Problem statement ▸ In the article below on the Rosetta comet landing, repeat word for word everything from "By August, the" down to "hitch a ride.".

Given passage ▸
==================================================

A European spacecraft will touch down on a two and a half mile wide ball of ice and dust as it makes its way towards the sun. That's right. Europe wants to land on a comet.

If all goes according to plan, the feat could give us what we need to understand about the origins of life on Earth. Any attempt, up until now, to study a comet has involved either flying by them to match their speed, or to crash into them hoping some of its material will break off to offer some insight.
 
Europe's new spacecraft has spent 10 years in the making, and in November 2014, it will finally attempt to stalk its comet prey.

Dubbed Rosetta, it was launched in 2004 and has been hibernating in sleep mode since 2011 to save power as it waits along the outer-edge of the solar system to catch the Churyumov-Gerasimenko comet. On 10am January 20, Rosetta will wake up and get ready to catch the comet.

When it awakens, it will start taking navigational sightings of the comet, and give scientists the information they need to take note of any unexpected shift in the comet's path.

By August, the spacecraft will finally have made its way into Churyumov-Gerasimenko's vicinity and will construct a map of its surface. Rosetta plans to land on the comet in November.

Because Churyumov-Gerasimenko has no gravity, Rosetta will have to use its blasters to maintain an orbit around it. The feat is definitely one more impressive than landing on Mars.  hitch a ride.

As Dr. Chris Carr, the principal investigator on the imperial team, told The Telegraph:
It is very unusual to put something into hibernation when it has never been used before. To do it with something you've just spent several hundred million euros on, to switch it off and let it drift into planetary space for two years without any contact is totally unprecedented.
Speaking to Raw Story, Mark McCaughream, the agency's senior scientific adviser, elaborated on the team's tense nerves:
If the alarm fails and Rosetta does not rouse itself, we will be in trouble. On the day, we will all be waiting in the control room, anxious to hear a signal from Rosetta. However, it will take several hours for the craft to complete its wakeup procedures before it transmits a message to Earth to let us know it is alive and well. It will be a nerve-wracking day.
Lets hope this is a success. Till November 2014.

==================================================

(Stored entries)

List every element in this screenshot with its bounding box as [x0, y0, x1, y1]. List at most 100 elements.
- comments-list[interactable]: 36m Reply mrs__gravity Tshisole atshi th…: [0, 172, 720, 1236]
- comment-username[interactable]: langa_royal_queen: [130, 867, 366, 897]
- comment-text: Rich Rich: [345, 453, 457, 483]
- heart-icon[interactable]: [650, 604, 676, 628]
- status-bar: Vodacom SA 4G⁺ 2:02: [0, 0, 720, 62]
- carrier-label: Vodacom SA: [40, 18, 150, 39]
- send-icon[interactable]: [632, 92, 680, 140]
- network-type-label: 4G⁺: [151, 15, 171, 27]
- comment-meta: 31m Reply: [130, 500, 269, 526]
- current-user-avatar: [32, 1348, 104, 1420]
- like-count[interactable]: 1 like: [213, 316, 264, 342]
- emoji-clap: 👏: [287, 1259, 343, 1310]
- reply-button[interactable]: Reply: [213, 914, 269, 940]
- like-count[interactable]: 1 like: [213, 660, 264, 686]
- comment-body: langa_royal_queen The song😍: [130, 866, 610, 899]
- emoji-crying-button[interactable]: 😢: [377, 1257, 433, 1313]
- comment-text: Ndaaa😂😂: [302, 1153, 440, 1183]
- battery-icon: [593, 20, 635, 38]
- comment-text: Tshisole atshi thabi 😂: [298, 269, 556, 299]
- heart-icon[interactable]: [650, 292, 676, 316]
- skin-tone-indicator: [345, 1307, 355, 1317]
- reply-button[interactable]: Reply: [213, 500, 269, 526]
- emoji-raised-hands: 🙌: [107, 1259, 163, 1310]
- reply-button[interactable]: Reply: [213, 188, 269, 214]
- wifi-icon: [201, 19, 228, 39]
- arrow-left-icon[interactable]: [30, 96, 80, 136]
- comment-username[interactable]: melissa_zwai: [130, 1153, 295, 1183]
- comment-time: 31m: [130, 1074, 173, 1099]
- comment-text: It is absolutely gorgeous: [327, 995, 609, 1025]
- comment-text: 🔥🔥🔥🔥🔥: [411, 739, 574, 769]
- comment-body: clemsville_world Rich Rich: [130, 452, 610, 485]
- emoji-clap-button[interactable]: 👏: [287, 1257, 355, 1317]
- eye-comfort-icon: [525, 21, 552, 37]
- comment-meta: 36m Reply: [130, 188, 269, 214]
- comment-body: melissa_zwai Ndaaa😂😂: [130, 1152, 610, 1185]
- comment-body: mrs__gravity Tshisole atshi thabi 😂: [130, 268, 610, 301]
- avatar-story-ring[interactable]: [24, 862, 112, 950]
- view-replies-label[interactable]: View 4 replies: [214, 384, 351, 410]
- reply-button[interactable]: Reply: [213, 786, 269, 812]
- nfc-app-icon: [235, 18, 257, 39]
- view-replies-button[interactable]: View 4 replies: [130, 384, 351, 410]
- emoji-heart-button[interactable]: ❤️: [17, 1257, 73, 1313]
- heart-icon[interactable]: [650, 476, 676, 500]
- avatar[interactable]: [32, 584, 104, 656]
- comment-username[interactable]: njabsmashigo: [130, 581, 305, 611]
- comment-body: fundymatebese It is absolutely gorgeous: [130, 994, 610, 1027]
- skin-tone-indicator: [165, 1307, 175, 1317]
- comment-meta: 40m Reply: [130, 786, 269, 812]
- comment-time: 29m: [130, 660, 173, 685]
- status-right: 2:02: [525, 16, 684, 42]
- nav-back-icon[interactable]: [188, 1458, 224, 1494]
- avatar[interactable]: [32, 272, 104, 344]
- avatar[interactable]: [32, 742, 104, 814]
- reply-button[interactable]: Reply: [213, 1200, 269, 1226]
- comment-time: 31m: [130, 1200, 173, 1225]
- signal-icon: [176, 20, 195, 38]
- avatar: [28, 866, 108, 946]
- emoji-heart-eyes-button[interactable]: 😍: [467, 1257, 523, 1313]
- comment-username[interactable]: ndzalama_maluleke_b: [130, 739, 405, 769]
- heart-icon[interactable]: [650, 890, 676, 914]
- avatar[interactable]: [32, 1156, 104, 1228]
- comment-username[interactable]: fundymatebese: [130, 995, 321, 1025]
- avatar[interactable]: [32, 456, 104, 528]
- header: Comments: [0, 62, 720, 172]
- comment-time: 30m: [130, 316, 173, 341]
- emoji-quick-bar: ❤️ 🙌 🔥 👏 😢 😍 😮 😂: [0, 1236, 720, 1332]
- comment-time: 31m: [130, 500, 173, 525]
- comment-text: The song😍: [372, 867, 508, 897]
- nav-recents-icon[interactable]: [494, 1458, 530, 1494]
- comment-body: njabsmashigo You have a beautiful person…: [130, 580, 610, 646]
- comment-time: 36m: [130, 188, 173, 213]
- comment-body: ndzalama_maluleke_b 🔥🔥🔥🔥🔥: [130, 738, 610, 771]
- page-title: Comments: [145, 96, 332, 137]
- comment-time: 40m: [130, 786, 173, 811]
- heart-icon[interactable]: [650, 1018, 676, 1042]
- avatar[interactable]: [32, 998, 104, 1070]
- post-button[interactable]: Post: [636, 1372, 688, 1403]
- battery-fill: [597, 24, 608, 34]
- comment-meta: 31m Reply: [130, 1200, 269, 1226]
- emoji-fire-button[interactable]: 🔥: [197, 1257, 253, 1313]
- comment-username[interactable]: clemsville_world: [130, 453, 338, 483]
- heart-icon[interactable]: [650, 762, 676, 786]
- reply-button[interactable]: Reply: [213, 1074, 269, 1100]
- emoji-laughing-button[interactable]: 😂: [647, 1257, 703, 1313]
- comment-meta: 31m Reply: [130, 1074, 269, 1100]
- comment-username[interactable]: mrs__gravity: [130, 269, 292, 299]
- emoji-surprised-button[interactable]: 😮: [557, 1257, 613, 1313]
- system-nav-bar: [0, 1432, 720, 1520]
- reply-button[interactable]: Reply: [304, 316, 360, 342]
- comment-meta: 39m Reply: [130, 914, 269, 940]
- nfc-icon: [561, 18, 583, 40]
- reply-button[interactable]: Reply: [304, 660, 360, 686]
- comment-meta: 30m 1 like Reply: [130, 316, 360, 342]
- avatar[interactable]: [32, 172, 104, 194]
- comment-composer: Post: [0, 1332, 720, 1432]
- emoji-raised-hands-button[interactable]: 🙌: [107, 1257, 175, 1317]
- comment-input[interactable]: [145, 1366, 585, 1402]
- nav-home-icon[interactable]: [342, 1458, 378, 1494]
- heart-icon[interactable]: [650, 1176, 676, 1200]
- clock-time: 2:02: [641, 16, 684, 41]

==================================================

Your response ▸
By August, the spacecraft will finally have made its way into Churyumov-Gerasimenko's vicinity and will construct a map of its surface. Rosetta plans to land on the comet in November.

Because Churyumov-Gerasimenko has no gravity, Rosetta will have to use its blasters to maintain an orbit around it. The feat is definitely one more impressive than landing on Mars.  hitch a ride.